EXERCISE DESCRIPTION » Select all lines holding the word "status" from the entries that follow.

RECORDS »
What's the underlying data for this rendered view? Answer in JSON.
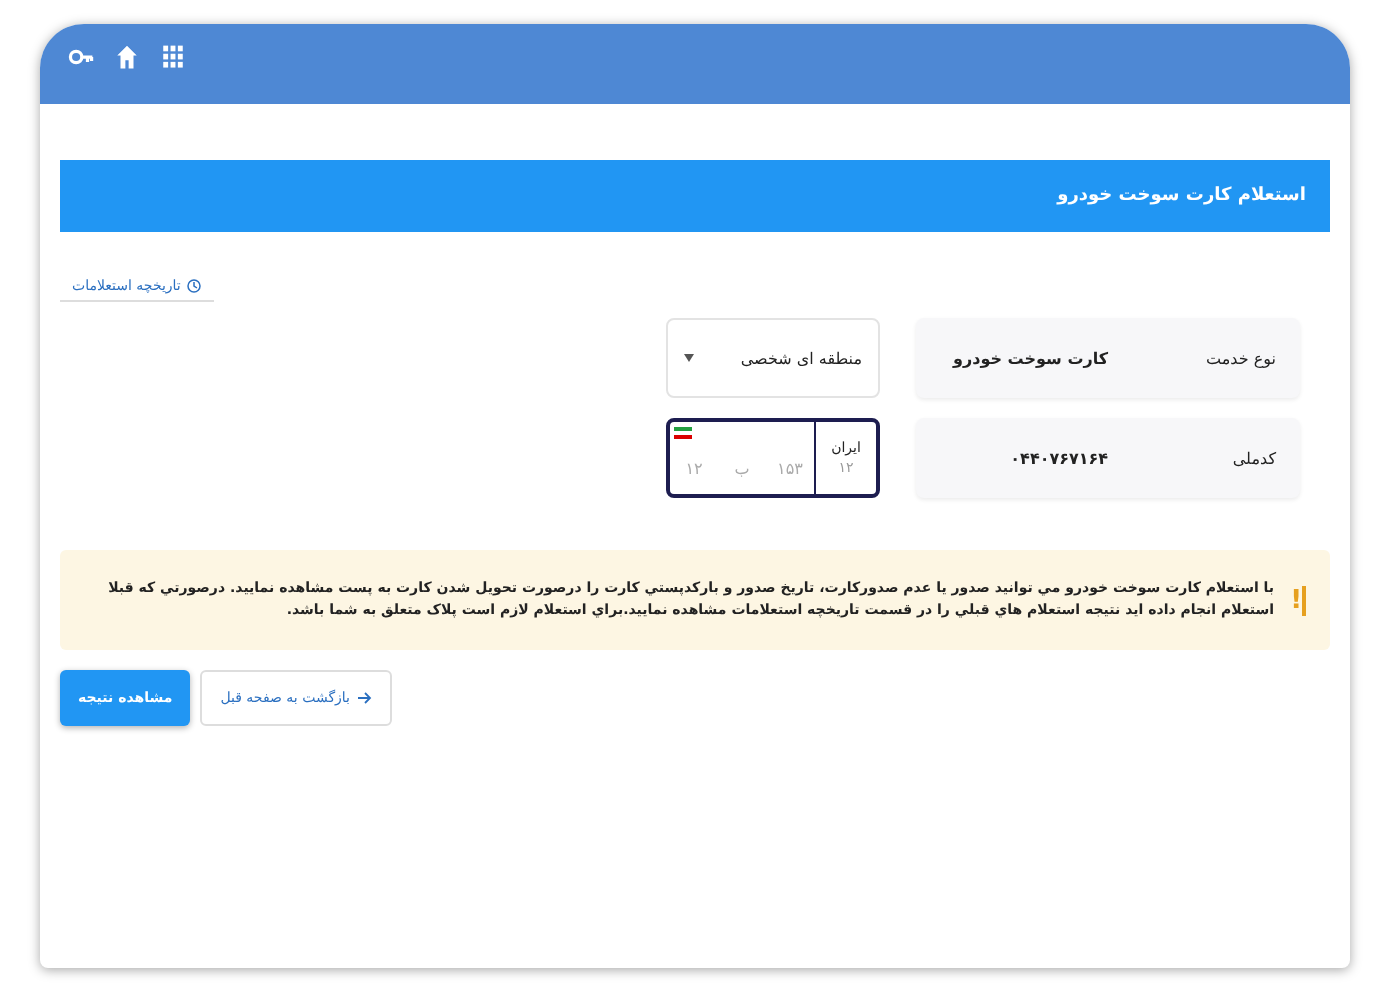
{
  "page_title": "استعلام کارت سوخت خودرو",
  "history_button": "تاریخچه استعلامات",
  "service": {
    "label": "نوع خدمت",
    "value": "کارت سوخت خودرو"
  },
  "region_select": {
    "value": "منطقه ای شخصی"
  },
  "national_id": {
    "label": "کدملی",
    "value": "۰۴۴۰۷۶۷۱۶۴"
  },
  "plate": {
    "focused": true,
    "country": "ایران",
    "region_code": "۱۲",
    "fields": [
      {
        "placeholder": "۱۵۳"
      },
      {
        "placeholder": "ب"
      },
      {
        "placeholder": "۱۲"
      }
    ]
  },
  "alert": {
    "icon": "!",
    "text": "با استعلام کارت سوخت خودرو مي توانيد صدور يا عدم صدورکارت، تاريخ صدور و بارکدپستي کارت را درصورت تحويل شدن کارت به پست مشاهده نماييد. درصورتي که قبلا استعلام انجام داده ايد نتيجه استعلام هاي قبلي را در قسمت تاريخچه استعلامات مشاهده نماييد.براي استعلام لازم است پلاک متعلق به شما باشد."
  },
  "buttons": [
    {
      "kind": "back",
      "label": "بازگشت به صفحه قبل"
    },
    {
      "kind": "primary",
      "label": "مشاهده نتیجه"
    }
  ]
}
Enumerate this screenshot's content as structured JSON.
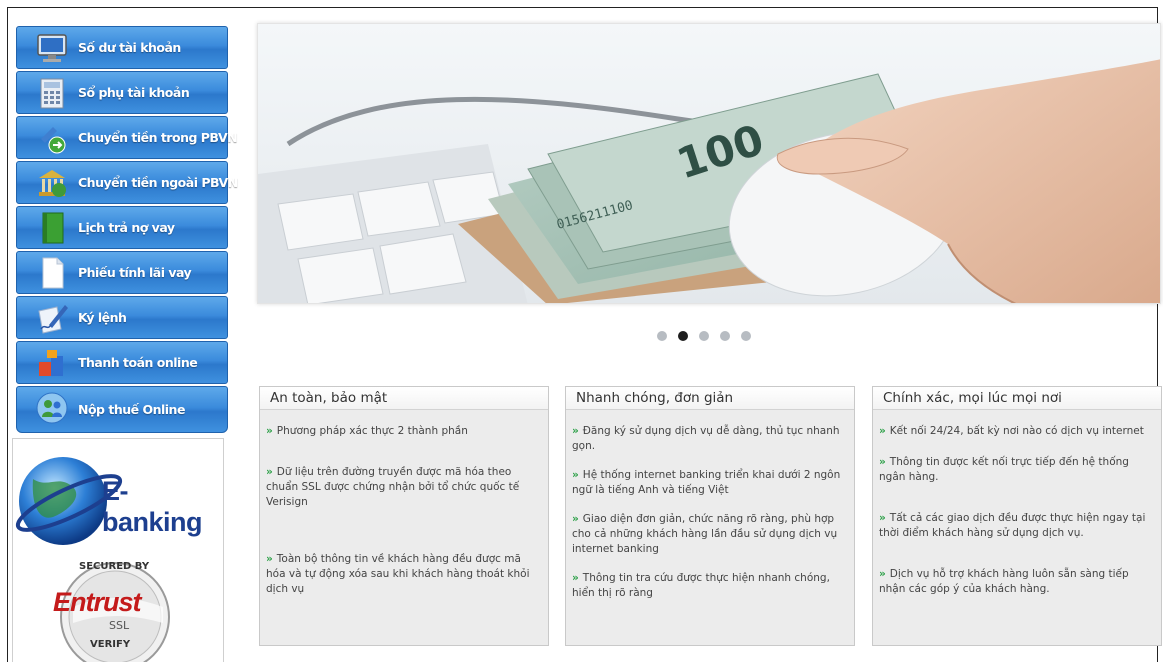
{
  "sidebar": {
    "items": [
      {
        "label": "Số dư tài khoản",
        "icon": "monitor-icon"
      },
      {
        "label": "Sổ phụ tài khoản",
        "icon": "calculator-icon"
      },
      {
        "label": "Chuyển tiền trong PBVN",
        "icon": "money-transfer-icon"
      },
      {
        "label": "Chuyển tiền ngoài PBVN",
        "icon": "bank-building-icon"
      },
      {
        "label": "Lịch trả nợ vay",
        "icon": "green-book-icon"
      },
      {
        "label": "Phiếu tính lãi vay",
        "icon": "document-icon"
      },
      {
        "label": "Ký lệnh",
        "icon": "pen-sign-icon"
      },
      {
        "label": "Thanh toán online",
        "icon": "blocks-icon"
      },
      {
        "label": "Nộp thuế Online",
        "icon": "users-globe-icon"
      }
    ]
  },
  "ebanking": {
    "logo_text": "E-banking",
    "seal": {
      "secured": "SECURED BY",
      "brand": "Entrust",
      "ssl": "SSL",
      "verify": "VERIFY"
    }
  },
  "carousel": {
    "slides": 5,
    "active_index": 1,
    "banner": "hand-on-mouse-with-euro-notes-image"
  },
  "columns": [
    {
      "title": "An toàn, bảo mật",
      "items": [
        "Phương pháp xác thực 2 thành phần",
        "Dữ liệu trên đường truyền được mã hóa theo chuẩn SSL được chứng nhận bởi tổ chức quốc tế Verisign",
        "Toàn bộ thông tin về khách hàng đều được mã hóa và tự động xóa sau khi khách hàng thoát khỏi dịch vụ"
      ]
    },
    {
      "title": "Nhanh chóng, đơn giản",
      "items": [
        "Đăng ký sử dụng dịch vụ dễ dàng, thủ tục nhanh gọn.",
        "Hệ thống internet banking triển khai dưới 2 ngôn ngữ là tiếng Anh và tiếng Việt",
        "Giao diện đơn giản, chức năng rõ ràng, phù hợp cho cả những khách hàng lần đầu sử dụng dịch vụ internet banking",
        "Thông tin tra cứu được thực hiện nhanh chóng, hiển thị rõ ràng"
      ]
    },
    {
      "title": "Chính xác, mọi lúc mọi nơi",
      "items": [
        "Kết nối 24/24, bất kỳ nơi nào có dịch vụ internet",
        "Thông tin được kết nối trực tiếp đến hệ thống ngân hàng.",
        "Tất cả các giao dịch đều được thực hiện ngay tại thời điểm khách hàng sử dụng dịch vụ.",
        "Dịch vụ hỗ trợ khách hàng luôn sẵn sàng tiếp nhận các góp ý của khách hàng."
      ]
    }
  ],
  "bullet_glyph": "»",
  "colors": {
    "menu_blue": "#3b8bdc",
    "bullet_green": "#2fa14a",
    "dot_active": "#1e1e1e",
    "dot_inactive": "#b7bcc2"
  }
}
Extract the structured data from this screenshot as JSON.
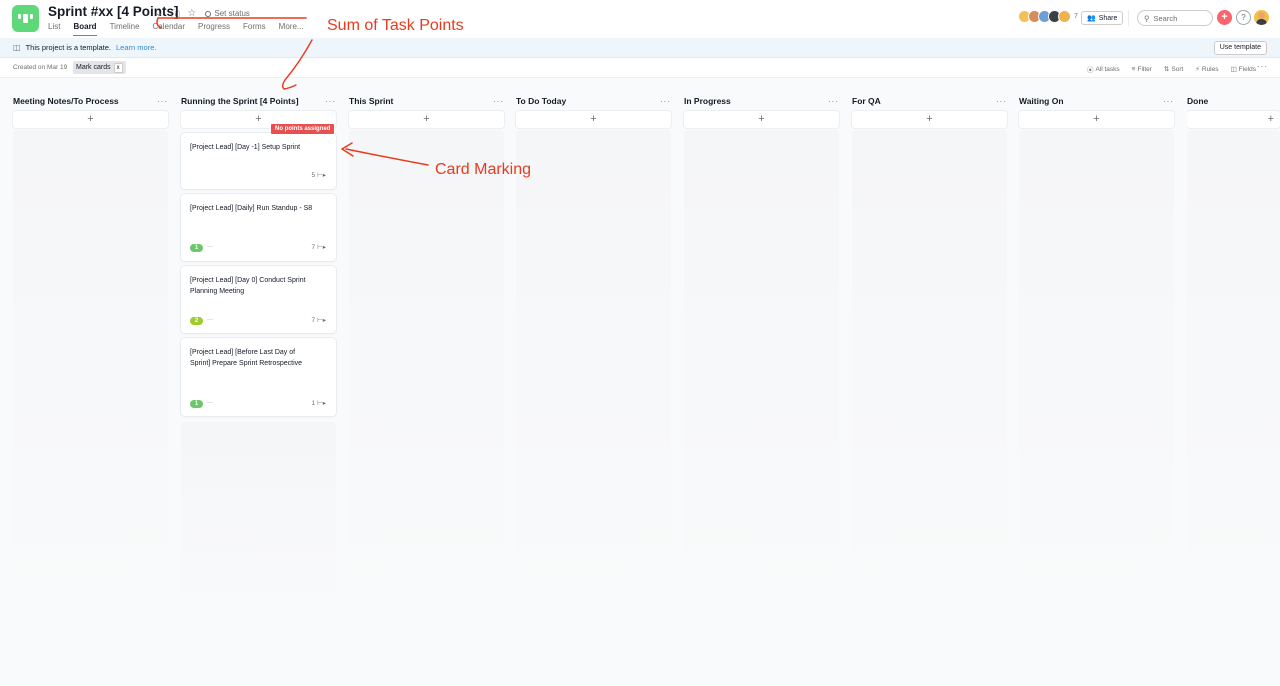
{
  "header": {
    "project_title": "Sprint #xx [4 Points]",
    "set_status": "Set status",
    "tabs": [
      {
        "label": "List",
        "active": false
      },
      {
        "label": "Board",
        "active": true
      },
      {
        "label": "Timeline",
        "active": false
      },
      {
        "label": "Calendar",
        "active": false
      },
      {
        "label": "Progress",
        "active": false
      },
      {
        "label": "Forms",
        "active": false
      },
      {
        "label": "More...",
        "active": false
      }
    ],
    "member_count": "7",
    "share_label": "Share",
    "search_placeholder": "Search",
    "help_label": "?",
    "add_label": "+"
  },
  "colors": {
    "brand": "#5fd87a",
    "active_tab": "#3ea55c",
    "annotation": "#ea3a1e",
    "no_points_badge": "#e8504f",
    "badge_green": "#6cc76a",
    "badge_lime": "#9fcc2e",
    "link": "#2d8ad6"
  },
  "banner": {
    "text": "This project is a template.",
    "link": "Learn more.",
    "use_template": "Use template"
  },
  "toolbar": {
    "created_on": "Created on Mar 19",
    "mark_cards": "Mark cards",
    "mark_cards_close": "x",
    "all_tasks": "All tasks",
    "filter": "Filter",
    "sort": "Sort",
    "rules": "Rules",
    "fields": "Fields",
    "more": "···"
  },
  "columns": [
    {
      "title": "Meeting Notes/To Process"
    },
    {
      "title": "Running the Sprint [4 Points]"
    },
    {
      "title": "This Sprint"
    },
    {
      "title": "To Do Today"
    },
    {
      "title": "In Progress"
    },
    {
      "title": "For QA"
    },
    {
      "title": "Waiting On"
    },
    {
      "title": "Done"
    }
  ],
  "add_card_label": "+",
  "column_more_label": "···",
  "cards": [
    {
      "title": "[Project Lead] [Day -1] Setup Sprint",
      "subtasks": "5",
      "marker": "No points assigned",
      "badge": ""
    },
    {
      "title": "[Project Lead] [Daily] Run Standup - S8",
      "subtasks": "7",
      "marker": "",
      "badge": "1"
    },
    {
      "title": "[Project Lead] [Day 0] Conduct Sprint Planning Meeting",
      "subtasks": "7",
      "marker": "",
      "badge": "2"
    },
    {
      "title": "[Project Lead] [Before Last Day of Sprint] Prepare Sprint Retrospective",
      "subtasks": "1",
      "marker": "",
      "badge": "1"
    }
  ],
  "annotations": {
    "sum_points": "Sum of Task Points",
    "card_marking": "Card Marking"
  },
  "icons": [
    "chevron-down-icon",
    "info-icon",
    "star-icon",
    "status-circle-icon",
    "share-icon",
    "search-icon",
    "template-icon",
    "check-circle-icon",
    "filter-icon",
    "sort-icon",
    "rules-icon",
    "fields-icon",
    "subtask-icon",
    "more-icon"
  ]
}
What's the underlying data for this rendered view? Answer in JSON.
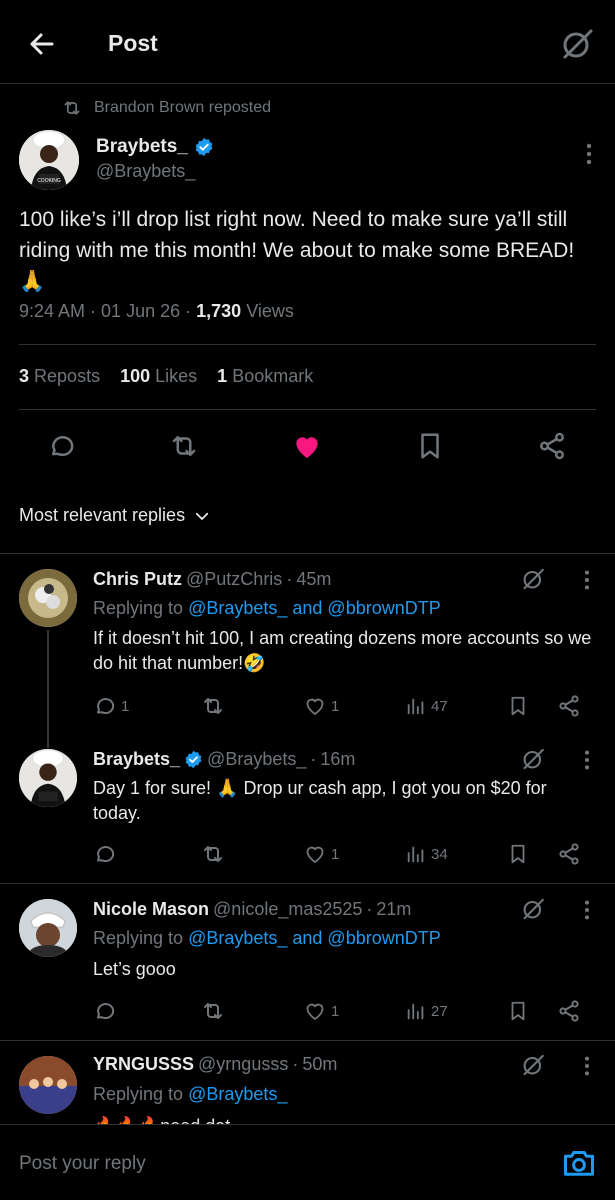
{
  "header": {
    "title": "Post",
    "icons": [
      "back-arrow-icon",
      "grok-icon"
    ]
  },
  "repost": {
    "text": "Brandon Brown reposted"
  },
  "post": {
    "author_name": "Braybets_",
    "handle": "@Braybets_",
    "verified": true,
    "text": "100 like’s i’ll drop list right now. Need to make sure ya’ll still riding with me this month! We about to make some BREAD!🙏",
    "time": "9:24 AM",
    "date": "01 Jun 26",
    "views_count": "1,730",
    "views_label": "Views",
    "reposts_count": "3",
    "reposts_label": "Reposts",
    "likes_count": "100",
    "likes_label": "Likes",
    "bookmarks_count": "1",
    "bookmarks_label": "Bookmark"
  },
  "sort": {
    "label": "Most relevant replies"
  },
  "replies": [
    {
      "name": "Chris Putz",
      "handle": "@PutzChris",
      "time": "45m",
      "replying_label": "Replying to",
      "replying_to": "@Braybets_ and @bbrownDTP",
      "text": "If it doesn’t hit 100, I am creating dozens more accounts so we do hit that number!🤣",
      "replies": "1",
      "likes": "1",
      "views": "47"
    },
    {
      "name": "Braybets_",
      "handle": "@Braybets_",
      "time": "16m",
      "verified": true,
      "text": "Day 1 for sure! 🙏 Drop ur cash app, I got you on $20 for today.",
      "likes": "1",
      "views": "34"
    },
    {
      "name": "Nicole Mason",
      "handle": "@nicole_mas2525",
      "time": "21m",
      "replying_label": "Replying to",
      "replying_to": "@Braybets_ and @bbrownDTP",
      "text": "Let’s gooo",
      "likes": "1",
      "views": "27"
    },
    {
      "name": "YRNGUSSS",
      "handle": "@yrngusss",
      "time": "50m",
      "replying_label": "Replying to",
      "replying_to": "@Braybets_",
      "text": "🔥🔥🔥need dat"
    }
  ],
  "composer": {
    "placeholder": "Post your reply"
  },
  "colors": {
    "accent": "#1d9bf0",
    "like": "#f91880",
    "background": "#000000",
    "muted": "#71767b"
  }
}
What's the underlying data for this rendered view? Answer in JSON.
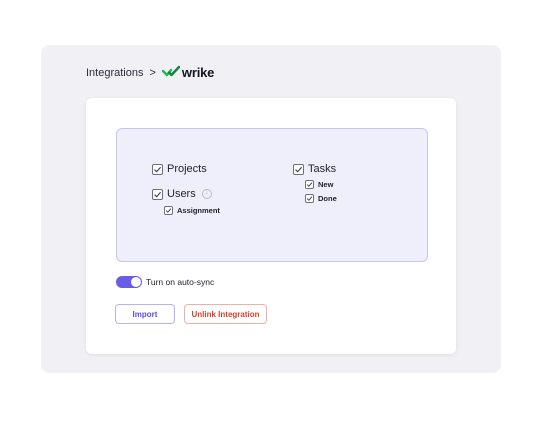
{
  "breadcrumb": {
    "parent": "Integrations",
    "separator": ">",
    "brand_name": "wrike",
    "brand_icon": "wrike-check-logo",
    "brand_color": "#1db954"
  },
  "scopes": {
    "projects": {
      "label": "Projects",
      "checked": true
    },
    "users": {
      "label": "Users",
      "checked": true,
      "info_icon": "info-icon",
      "children": [
        {
          "label": "Assignment",
          "checked": true
        }
      ]
    },
    "tasks": {
      "label": "Tasks",
      "checked": true,
      "children": [
        {
          "label": "New",
          "checked": true
        },
        {
          "label": "Done",
          "checked": true
        }
      ]
    }
  },
  "auto_sync": {
    "label": "Turn on auto-sync",
    "enabled": true,
    "accent": "#6b5ce7"
  },
  "actions": {
    "import_label": "Import",
    "unlink_label": "Unlink Integration"
  },
  "colors": {
    "panel_bg": "#f1f1f5",
    "scope_box_bg": "#efeefb",
    "import_text": "#5b4fd8",
    "unlink_text": "#d8402f"
  }
}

EXERCISE RESPONSE »
    "set_status": "Set status",
    "status-circle-icon",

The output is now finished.